Exercise brief
Count the lines below that contain the word "color", and report only that number.

Input for this task
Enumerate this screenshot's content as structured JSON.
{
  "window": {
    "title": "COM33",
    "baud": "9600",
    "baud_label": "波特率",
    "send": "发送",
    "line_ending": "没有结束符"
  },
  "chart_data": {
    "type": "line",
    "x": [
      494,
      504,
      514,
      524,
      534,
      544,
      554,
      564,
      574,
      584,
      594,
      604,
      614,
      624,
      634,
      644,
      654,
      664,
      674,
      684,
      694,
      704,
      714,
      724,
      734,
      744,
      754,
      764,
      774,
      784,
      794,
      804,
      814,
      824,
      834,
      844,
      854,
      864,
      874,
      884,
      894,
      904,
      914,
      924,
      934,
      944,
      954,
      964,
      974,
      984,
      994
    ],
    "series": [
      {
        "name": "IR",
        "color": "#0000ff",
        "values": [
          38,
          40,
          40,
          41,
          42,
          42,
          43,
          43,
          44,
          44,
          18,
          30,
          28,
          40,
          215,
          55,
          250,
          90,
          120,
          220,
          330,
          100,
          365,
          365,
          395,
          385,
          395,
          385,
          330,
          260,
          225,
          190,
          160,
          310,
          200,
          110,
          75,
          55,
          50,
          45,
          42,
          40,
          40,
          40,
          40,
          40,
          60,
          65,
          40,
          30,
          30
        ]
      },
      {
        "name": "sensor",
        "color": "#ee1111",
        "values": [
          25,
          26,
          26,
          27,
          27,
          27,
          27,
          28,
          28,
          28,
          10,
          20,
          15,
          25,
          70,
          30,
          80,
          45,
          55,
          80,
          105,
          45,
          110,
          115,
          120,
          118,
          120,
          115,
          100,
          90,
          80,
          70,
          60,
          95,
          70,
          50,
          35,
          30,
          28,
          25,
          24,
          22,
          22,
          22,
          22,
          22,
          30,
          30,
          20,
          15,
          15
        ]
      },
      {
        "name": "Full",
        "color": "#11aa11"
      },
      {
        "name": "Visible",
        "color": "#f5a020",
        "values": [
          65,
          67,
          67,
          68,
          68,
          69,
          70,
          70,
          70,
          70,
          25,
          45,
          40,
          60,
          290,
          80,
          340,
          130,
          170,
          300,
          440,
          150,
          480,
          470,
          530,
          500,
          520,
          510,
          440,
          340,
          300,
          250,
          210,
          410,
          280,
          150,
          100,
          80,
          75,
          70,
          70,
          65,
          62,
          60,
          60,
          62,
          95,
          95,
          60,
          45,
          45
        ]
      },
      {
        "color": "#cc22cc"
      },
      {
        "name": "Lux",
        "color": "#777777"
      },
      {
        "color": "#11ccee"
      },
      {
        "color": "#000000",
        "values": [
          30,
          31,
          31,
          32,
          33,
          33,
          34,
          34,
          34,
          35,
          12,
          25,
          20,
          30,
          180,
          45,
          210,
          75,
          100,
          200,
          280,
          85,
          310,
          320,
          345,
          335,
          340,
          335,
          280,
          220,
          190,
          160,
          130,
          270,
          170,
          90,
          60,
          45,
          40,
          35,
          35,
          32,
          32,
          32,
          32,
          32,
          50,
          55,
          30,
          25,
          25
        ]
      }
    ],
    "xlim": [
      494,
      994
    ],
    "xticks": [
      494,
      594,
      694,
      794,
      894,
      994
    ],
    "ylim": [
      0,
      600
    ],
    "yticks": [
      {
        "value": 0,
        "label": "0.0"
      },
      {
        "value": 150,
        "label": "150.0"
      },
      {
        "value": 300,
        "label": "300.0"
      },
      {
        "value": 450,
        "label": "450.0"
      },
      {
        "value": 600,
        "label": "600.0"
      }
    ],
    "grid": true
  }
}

Exercise answer
8